- Given instruction -
Would you write out the listing verbatim and skip every picture in it?

- Saved entries -
---
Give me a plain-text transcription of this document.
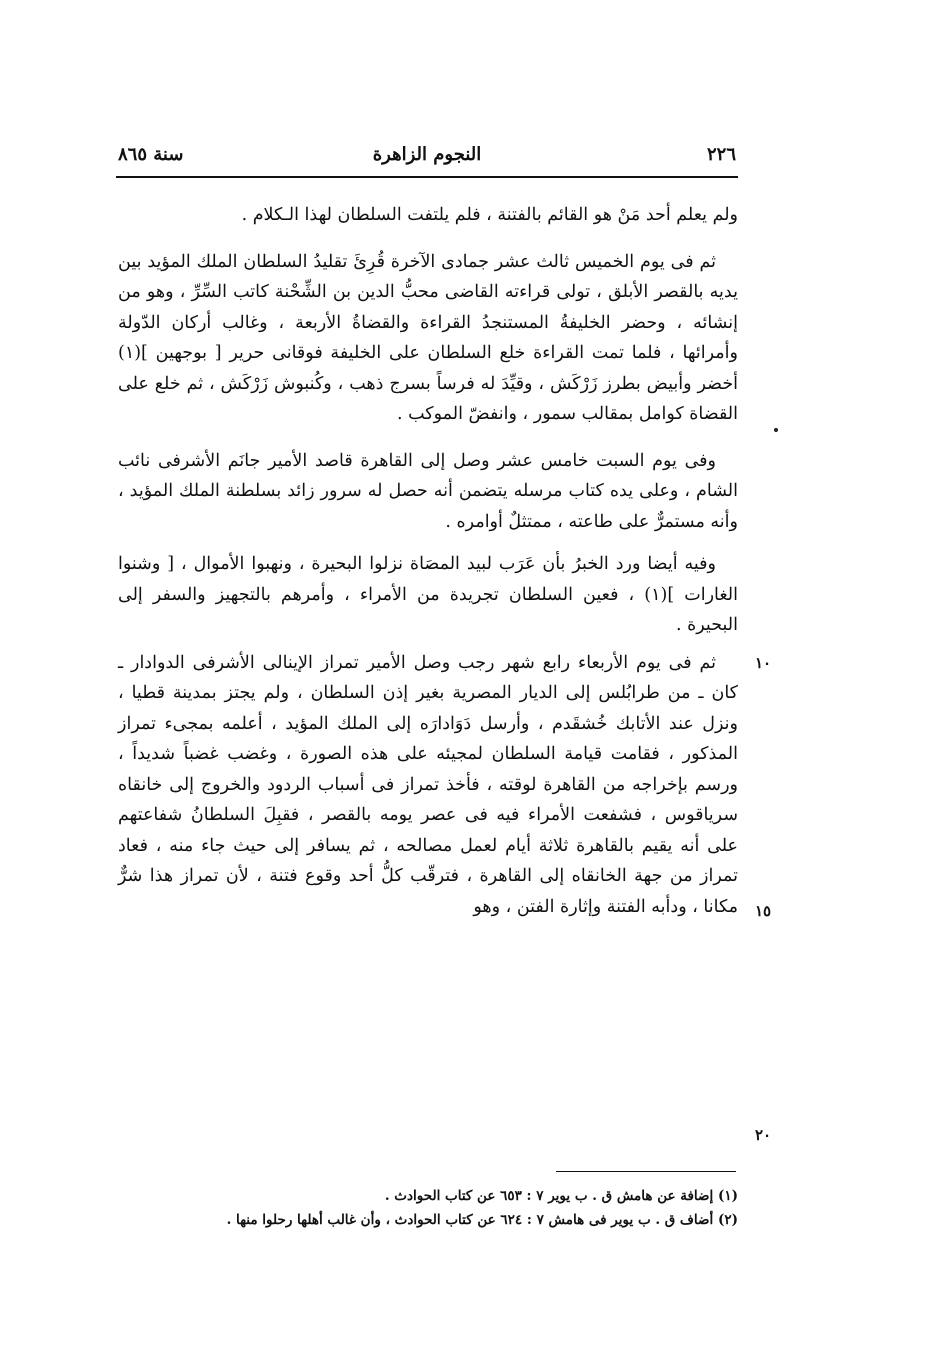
٢٢٦
النجوم الزاهرة
سنة ٨٦٥

ولم يعلم أحد مَنْ هو القائم بالفتنة ، فلم يلتفت السلطان لهذا الـكلام .

ثم فى يوم الخميس ثالث عشر جمادى الآخرة قُرِئَ تقليدُ السلطان الملك المؤيد بين يديه بالقصر الأبلق ، تولى قراءته القاضى محبُّ الدين بن الشِّحْنة كاتب السِّرِّ ، وهو من إنشائه ، وحضر الخليفةُ المستنجدُ القراءة والقضاةُ الأربعة ، وغالب أركان الدّولة وأمرائها ، فلما تمت القراءة خلع السلطان على الخليفة فوقانى حرير [ بوجهين ](١) أخضر وأبيض بطرز زَرْكَش ، وقيِّدَ له فرساً بسرج ذهب ، وكُنبوش زَرْكَش ، ثم خلع على القضاة كوامل بمقالب سمور ، وانفضّ الموكب .

وفى يوم السبت خامس عشر وصل إلى القاهرة قاصد الأمير جانَم الأشرفى نائب الشام ، وعلى يده كتاب مرسله يتضمن أنه حصل له سرور زائد بسلطنة الملك المؤيد ، وأنه مستمرٌّ على طاعته ، ممتثلٌ أوامره .

وفيه أيضا ورد الخبرُ بأن عَرَب لبيد المصَاة نزلوا البحيرة ، ونهبوا الأموال ، [ وشنوا الغارات ](١) ، فعين السلطان تجريدة من الأمراء ، وأمرهم بالتجهيز والسفر إلى البحيرة .

ثم فى يوم الأربعاء رابع شهر رجب وصل الأمير تمراز الإينالى الأشرفى الدوادار ـ كان ـ من طرابُلس إلى الديار المصرية بغير إذن السلطان ، ولم يجتز بمدينة قطيا ، ونزل عند الأتابك خُشقَدم ، وأرسل دَوَادارَه إلى الملك المؤيد ، أعلمه بمجىء تمراز المذكور ، فقامت قيامة السلطان لمجيئه على هذه الصورة ، وغضب غضباً شديداً ، ورسم بإخراجه من القاهرة لوقته ، فأخذ تمراز فى أسباب الردود والخروج إلى خانقاه سرياقوس ، فشفعت الأمراء فيه فى عصر يومه بالقصر ، فقبِلَ السلطانُ شفاعتهم على أنه يقيم بالقاهرة ثلاثة أيام لعمل مصالحه ، ثم يسافر إلى حيث جاء منه ، فعاد تمراز من جهة الخانقاه إلى القاهرة ، فترقّب كلُّ أحد وقوع فتنة ، لأن تمراز هذا شرٌّ مكانا ، ودأبه الفتنة وإثارة الفتن ، وهو

١٠
١٥
٢٠

(١) إضافة عن هامش ق . ب يوير ٧ : ٦٥٣ عن كتاب الحوادث .

(٢) أضاف ق . ب يوير فى هامش ٧ : ٦٢٤ عن كتاب الحوادث ، وأن غالب أهلها رحلوا منها .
---
- Result -
Give me a plain-text transcription of this document.
٢٢٦
النجوم الزاهرة
سنة ٨٦٥

ولم يعلم أحد مَنْ هو القائم بالفتنة ، فلم يلتفت السلطان لهذا الـكلام .

ثم فى يوم الخميس ثالث عشر جمادى الآخرة قُرِئَ تقليدُ السلطان الملك المؤيد بين يديه بالقصر الأبلق ، تولى قراءته القاضى محبُّ الدين بن الشِّحْنة كاتب السِّرِّ ، وهو من إنشائه ، وحضر الخليفةُ المستنجدُ القراءة والقضاةُ الأربعة ، وغالب أركان الدّولة وأمرائها ، فلما تمت القراءة خلع السلطان على الخليفة فوقانى حرير [ بوجهين ](١) أخضر وأبيض بطرز زَرْكَش ، وقيِّدَ له فرساً بسرج ذهب ، وكُنبوش زَرْكَش ، ثم خلع على القضاة كوامل بمقالب سمور ، وانفضّ الموكب .

وفى يوم السبت خامس عشر وصل إلى القاهرة قاصد الأمير جانَم الأشرفى نائب الشام ، وعلى يده كتاب مرسله يتضمن أنه حصل له سرور زائد بسلطنة الملك المؤيد ، وأنه مستمرٌّ على طاعته ، ممتثلٌ أوامره .

وفيه أيضا ورد الخبرُ بأن عَرَب لبيد المصَاة نزلوا البحيرة ، ونهبوا الأموال ، [ وشنوا الغارات ](١) ، فعين السلطان تجريدة من الأمراء ، وأمرهم بالتجهيز والسفر إلى البحيرة .

ثم فى يوم الأربعاء رابع شهر رجب وصل الأمير تمراز الإينالى الأشرفى الدوادار ـ كان ـ من طرابُلس إلى الديار المصرية بغير إذن السلطان ، ولم يجتز بمدينة قطيا ، ونزل عند الأتابك خُشقَدم ، وأرسل دَوَادارَه إلى الملك المؤيد ، أعلمه بمجىء تمراز المذكور ، فقامت قيامة السلطان لمجيئه على هذه الصورة ، وغضب غضباً شديداً ، ورسم بإخراجه من القاهرة لوقته ، فأخذ تمراز فى أسباب الردود والخروج إلى خانقاه سرياقوس ، فشفعت الأمراء فيه فى عصر يومه بالقصر ، فقبِلَ السلطانُ شفاعتهم على أنه يقيم بالقاهرة ثلاثة أيام لعمل مصالحه ، ثم يسافر إلى حيث جاء منه ، فعاد تمراز من جهة الخانقاه إلى القاهرة ، فترقّب كلُّ أحد وقوع فتنة ، لأن تمراز هذا شرٌّ مكانا ، ودأبه الفتنة وإثارة الفتن ، وهو

١٠
١٥
٢٠

(١) إضافة عن هامش ق . ب يوير ٧ : ٦٥٣ عن كتاب الحوادث .

(٢) أضاف ق . ب يوير فى هامش ٧ : ٦٢٤ عن كتاب الحوادث ، وأن غالب أهلها رحلوا منها .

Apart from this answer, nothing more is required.